- SET PROBLEM -
Review the lines that follow and copy each one that contains the word "Instrumentalness".

--- INFORMATION GIVEN ---

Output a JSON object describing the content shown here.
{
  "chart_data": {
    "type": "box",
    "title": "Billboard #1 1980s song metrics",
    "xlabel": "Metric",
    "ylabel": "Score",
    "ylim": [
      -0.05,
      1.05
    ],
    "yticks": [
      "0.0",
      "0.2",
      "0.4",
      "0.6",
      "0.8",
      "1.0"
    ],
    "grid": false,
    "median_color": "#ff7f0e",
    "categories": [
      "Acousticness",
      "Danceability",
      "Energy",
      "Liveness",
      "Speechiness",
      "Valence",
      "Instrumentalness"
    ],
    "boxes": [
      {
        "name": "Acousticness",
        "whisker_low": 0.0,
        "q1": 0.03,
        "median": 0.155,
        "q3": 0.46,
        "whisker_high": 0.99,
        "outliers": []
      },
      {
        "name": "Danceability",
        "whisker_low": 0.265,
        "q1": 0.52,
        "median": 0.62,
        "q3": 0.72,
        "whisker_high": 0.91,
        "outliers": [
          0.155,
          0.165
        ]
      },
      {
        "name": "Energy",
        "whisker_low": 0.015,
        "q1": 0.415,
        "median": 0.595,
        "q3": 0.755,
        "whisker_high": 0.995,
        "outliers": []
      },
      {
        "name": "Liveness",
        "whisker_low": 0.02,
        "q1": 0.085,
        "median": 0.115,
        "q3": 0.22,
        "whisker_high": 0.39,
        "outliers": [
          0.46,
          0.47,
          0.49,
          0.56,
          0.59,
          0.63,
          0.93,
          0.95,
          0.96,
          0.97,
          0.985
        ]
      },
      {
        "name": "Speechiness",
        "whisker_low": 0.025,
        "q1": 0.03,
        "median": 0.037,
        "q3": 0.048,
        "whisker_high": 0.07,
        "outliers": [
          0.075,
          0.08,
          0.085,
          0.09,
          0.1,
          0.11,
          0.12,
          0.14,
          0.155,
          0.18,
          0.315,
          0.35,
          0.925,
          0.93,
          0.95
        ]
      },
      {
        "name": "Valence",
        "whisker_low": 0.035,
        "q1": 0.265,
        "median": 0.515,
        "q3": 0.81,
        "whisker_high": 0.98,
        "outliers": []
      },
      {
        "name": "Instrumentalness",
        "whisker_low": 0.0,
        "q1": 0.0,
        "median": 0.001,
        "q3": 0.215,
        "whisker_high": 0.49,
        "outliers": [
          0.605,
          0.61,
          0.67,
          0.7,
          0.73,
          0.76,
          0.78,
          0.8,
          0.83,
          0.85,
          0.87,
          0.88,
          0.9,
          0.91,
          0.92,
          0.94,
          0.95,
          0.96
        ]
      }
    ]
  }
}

---

- COMPLETE RESPONSE -
      "Instrumentalness"
        "name": "Instrumentalness",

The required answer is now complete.